[Exercise directions]
Check each line of the records below for the word "JSON" and copy those where it appears.

Data entries:
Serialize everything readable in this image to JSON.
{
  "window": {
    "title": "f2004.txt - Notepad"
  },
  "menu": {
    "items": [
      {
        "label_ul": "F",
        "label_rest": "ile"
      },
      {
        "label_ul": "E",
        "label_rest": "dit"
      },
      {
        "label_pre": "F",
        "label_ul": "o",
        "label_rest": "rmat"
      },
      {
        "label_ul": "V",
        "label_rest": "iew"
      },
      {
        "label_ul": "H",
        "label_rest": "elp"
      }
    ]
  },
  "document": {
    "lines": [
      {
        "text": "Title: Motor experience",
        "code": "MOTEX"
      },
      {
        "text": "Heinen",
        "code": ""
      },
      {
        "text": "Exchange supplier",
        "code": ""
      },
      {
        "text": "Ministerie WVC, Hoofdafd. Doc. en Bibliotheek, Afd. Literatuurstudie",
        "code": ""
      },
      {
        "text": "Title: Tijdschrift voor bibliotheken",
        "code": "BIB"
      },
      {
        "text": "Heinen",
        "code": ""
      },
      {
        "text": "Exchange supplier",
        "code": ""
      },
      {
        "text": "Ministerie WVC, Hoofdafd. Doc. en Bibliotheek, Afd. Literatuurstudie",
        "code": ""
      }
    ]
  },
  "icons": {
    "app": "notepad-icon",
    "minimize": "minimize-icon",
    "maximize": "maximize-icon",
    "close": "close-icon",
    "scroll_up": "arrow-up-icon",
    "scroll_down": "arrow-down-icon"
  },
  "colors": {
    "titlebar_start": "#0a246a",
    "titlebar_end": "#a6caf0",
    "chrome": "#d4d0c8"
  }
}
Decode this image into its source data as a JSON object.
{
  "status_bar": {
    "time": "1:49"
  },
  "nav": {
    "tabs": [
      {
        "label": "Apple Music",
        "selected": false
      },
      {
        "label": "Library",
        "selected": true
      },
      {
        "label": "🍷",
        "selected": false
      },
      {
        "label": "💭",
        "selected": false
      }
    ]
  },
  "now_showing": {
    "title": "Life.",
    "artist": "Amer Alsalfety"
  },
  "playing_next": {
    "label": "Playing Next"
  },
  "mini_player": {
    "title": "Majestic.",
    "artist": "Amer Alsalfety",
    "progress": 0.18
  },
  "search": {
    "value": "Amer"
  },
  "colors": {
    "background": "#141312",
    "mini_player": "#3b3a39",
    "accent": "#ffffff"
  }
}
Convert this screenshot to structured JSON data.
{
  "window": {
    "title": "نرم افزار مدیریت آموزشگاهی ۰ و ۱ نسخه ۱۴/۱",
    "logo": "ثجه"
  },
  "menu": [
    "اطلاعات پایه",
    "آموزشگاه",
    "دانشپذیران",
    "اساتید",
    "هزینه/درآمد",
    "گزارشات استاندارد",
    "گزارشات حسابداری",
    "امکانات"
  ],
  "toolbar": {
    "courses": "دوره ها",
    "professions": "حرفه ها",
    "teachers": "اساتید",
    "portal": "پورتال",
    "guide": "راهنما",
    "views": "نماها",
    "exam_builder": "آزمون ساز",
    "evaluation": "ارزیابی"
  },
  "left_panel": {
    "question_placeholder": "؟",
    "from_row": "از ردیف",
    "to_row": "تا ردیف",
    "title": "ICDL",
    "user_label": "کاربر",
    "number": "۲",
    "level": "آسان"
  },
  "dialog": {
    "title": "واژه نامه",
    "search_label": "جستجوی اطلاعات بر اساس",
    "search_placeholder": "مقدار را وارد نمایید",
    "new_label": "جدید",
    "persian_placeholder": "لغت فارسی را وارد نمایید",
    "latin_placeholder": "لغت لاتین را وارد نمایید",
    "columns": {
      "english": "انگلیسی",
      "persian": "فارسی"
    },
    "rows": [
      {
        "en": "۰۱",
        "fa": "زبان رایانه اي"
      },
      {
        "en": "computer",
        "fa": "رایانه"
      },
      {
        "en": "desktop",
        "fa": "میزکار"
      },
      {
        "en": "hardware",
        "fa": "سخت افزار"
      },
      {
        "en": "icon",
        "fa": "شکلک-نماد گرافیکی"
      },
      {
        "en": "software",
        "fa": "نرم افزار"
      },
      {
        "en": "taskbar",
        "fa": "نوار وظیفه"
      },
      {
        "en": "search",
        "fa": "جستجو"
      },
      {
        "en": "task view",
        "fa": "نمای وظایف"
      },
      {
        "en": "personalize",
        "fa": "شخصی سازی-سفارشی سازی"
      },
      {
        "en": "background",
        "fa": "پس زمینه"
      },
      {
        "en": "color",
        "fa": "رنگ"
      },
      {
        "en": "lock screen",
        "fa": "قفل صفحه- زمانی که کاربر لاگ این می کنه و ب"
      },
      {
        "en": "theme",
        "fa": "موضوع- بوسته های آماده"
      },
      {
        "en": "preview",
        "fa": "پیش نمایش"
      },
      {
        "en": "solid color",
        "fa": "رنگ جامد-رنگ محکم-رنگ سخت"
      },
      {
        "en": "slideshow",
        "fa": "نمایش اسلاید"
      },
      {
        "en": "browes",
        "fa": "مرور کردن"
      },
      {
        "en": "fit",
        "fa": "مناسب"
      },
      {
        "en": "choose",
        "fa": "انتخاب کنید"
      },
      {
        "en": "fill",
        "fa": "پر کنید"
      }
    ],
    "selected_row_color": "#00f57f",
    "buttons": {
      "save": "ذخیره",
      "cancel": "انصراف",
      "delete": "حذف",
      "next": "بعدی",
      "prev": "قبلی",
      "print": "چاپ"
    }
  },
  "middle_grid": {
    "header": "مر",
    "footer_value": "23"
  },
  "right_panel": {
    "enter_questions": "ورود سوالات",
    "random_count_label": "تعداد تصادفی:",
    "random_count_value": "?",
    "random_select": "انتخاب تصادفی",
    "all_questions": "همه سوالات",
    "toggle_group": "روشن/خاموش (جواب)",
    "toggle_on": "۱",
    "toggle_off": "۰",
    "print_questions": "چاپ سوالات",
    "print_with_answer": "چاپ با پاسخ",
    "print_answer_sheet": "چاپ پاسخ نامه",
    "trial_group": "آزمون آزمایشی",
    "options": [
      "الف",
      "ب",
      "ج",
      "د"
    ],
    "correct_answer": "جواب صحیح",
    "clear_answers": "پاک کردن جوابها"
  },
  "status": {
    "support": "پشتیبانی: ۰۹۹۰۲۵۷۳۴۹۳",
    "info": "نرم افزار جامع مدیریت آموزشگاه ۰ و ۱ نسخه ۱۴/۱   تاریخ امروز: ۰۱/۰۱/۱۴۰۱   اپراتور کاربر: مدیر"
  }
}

[Result of the task]
Serialize everything readable in this image to JSON.
Decode this image into its source data as a JSON object.
Convert this screenshot to structured JSON data.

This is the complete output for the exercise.